**Problem statement**
Gather all lines in the entries below that include the word "document".

—————

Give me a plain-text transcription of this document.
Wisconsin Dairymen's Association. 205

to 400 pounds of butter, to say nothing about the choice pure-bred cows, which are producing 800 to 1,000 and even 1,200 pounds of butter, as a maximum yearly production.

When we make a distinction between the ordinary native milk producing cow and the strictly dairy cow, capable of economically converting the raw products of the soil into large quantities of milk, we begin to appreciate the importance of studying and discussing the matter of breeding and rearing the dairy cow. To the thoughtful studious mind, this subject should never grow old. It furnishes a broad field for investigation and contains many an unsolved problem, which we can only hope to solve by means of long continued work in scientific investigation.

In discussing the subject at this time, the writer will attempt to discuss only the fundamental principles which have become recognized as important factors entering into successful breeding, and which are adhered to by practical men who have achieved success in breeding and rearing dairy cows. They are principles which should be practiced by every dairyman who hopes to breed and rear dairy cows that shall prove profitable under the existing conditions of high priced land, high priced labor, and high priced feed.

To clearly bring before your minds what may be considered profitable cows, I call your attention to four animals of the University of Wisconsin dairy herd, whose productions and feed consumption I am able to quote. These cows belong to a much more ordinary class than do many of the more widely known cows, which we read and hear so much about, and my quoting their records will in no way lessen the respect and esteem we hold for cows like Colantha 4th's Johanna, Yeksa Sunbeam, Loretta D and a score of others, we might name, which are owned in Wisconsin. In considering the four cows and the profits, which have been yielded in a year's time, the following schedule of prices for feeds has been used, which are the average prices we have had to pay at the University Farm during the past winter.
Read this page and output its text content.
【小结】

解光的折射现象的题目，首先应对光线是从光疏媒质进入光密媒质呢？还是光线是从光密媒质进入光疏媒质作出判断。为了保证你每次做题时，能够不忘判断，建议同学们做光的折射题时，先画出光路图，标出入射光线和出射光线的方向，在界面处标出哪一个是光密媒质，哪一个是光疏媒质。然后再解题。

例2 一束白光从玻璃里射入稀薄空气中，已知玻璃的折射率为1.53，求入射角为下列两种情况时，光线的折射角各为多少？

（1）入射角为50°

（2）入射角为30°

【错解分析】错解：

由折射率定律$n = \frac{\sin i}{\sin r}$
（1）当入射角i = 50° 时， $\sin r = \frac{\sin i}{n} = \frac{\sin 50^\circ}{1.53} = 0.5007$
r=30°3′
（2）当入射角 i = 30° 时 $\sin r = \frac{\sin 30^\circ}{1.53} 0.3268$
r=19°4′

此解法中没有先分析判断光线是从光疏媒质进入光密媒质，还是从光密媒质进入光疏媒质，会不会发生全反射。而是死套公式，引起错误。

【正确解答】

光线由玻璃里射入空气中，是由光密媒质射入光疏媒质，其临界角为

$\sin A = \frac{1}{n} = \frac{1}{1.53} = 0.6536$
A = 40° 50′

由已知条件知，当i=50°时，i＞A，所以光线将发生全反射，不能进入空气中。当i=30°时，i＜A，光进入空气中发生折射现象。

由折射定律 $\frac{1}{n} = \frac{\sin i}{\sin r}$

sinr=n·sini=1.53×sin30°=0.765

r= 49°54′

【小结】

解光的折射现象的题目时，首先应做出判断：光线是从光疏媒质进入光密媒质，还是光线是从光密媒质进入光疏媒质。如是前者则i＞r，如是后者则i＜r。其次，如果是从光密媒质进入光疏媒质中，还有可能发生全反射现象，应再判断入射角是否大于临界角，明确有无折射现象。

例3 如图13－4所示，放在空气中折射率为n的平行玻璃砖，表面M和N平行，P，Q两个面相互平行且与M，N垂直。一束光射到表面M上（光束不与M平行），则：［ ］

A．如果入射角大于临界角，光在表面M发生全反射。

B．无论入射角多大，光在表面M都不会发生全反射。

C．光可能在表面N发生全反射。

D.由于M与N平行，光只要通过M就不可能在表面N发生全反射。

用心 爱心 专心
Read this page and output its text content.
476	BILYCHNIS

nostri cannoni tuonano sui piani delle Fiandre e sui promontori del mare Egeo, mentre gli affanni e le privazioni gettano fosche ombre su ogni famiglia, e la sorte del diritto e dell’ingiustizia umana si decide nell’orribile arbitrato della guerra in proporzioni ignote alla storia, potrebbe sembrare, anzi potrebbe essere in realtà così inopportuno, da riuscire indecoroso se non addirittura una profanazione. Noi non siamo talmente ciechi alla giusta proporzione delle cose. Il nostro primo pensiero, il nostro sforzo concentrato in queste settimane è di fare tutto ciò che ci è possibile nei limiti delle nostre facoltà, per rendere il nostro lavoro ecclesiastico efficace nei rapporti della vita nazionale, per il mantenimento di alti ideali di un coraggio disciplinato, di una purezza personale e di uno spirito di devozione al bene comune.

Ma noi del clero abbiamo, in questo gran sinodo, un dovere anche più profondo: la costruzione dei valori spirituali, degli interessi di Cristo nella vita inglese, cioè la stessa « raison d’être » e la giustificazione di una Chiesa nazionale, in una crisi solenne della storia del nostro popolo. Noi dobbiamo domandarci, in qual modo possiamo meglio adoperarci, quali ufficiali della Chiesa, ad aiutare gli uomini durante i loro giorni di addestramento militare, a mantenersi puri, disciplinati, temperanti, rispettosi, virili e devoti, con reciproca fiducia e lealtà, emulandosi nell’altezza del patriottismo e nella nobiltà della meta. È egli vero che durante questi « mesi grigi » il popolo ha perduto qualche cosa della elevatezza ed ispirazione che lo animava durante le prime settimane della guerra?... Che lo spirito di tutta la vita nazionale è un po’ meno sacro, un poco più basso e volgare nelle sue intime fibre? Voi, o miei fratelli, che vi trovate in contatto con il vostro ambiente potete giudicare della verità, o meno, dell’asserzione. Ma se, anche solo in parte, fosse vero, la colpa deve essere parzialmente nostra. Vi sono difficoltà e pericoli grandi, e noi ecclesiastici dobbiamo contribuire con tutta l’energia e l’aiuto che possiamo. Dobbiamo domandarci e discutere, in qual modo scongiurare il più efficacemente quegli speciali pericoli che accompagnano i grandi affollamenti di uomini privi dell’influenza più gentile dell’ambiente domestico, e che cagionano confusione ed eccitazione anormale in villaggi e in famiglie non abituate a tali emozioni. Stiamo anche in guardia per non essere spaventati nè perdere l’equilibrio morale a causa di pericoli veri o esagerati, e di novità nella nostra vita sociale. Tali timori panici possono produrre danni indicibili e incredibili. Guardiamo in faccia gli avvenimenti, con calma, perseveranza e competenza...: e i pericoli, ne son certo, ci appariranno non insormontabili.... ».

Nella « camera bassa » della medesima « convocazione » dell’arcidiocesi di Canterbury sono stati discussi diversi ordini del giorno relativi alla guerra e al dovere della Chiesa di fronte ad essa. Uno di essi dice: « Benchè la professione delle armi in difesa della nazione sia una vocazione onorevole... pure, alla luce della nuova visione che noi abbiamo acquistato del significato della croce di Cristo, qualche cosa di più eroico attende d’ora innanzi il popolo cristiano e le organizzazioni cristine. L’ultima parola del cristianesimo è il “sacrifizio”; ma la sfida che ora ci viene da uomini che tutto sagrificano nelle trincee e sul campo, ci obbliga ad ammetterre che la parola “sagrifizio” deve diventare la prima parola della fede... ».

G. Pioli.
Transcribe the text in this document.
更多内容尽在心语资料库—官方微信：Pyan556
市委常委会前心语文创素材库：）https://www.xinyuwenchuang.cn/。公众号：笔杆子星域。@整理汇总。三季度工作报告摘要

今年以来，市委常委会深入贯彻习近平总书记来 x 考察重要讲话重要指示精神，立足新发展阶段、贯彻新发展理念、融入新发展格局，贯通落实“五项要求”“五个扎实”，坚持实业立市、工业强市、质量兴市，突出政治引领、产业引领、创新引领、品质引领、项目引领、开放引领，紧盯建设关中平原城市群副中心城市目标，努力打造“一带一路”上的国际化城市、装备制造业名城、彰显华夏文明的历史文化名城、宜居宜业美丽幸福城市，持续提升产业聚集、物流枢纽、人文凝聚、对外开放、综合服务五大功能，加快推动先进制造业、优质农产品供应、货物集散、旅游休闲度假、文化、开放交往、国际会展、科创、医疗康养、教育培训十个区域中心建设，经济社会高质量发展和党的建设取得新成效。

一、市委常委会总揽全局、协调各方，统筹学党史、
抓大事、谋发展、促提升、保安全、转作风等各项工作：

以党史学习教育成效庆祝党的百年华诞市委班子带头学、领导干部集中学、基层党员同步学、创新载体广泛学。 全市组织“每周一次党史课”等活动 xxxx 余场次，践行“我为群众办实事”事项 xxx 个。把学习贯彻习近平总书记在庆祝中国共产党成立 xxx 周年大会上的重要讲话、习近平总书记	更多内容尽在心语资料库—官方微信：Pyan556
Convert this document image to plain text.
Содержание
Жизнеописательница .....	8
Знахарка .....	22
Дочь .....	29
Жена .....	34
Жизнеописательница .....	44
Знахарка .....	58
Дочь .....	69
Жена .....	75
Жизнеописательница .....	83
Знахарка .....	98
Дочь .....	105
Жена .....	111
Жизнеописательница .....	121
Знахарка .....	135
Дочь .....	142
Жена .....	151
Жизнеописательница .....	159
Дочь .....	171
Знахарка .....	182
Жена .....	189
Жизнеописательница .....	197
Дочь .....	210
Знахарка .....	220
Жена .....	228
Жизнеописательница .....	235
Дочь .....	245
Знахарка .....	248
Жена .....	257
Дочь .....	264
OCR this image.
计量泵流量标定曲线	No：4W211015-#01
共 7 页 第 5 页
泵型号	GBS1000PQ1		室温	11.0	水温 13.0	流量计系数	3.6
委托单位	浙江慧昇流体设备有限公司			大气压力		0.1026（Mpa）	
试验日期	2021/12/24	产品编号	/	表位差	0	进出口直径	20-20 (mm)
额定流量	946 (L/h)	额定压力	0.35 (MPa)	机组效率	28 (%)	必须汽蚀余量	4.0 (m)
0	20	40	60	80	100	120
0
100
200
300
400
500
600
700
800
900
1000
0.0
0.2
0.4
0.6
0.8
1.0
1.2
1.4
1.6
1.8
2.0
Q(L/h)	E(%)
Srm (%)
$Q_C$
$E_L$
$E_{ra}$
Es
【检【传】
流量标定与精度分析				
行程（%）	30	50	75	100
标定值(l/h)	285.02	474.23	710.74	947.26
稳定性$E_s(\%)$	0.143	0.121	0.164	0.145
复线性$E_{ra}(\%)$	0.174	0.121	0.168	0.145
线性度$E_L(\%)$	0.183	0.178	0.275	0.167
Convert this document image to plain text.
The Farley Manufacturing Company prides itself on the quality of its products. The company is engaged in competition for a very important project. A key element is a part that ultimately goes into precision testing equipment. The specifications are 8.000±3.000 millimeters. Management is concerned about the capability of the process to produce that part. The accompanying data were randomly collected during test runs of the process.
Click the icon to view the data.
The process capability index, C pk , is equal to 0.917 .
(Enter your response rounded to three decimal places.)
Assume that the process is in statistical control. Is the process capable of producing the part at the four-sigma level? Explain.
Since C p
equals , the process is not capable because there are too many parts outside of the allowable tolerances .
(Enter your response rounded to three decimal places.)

—————

**Exercise solution**
Give me a plain-text transcription of this document.
Transcribe the text in this document.
Convert this document image to plain text.
Convert this document image to plain text.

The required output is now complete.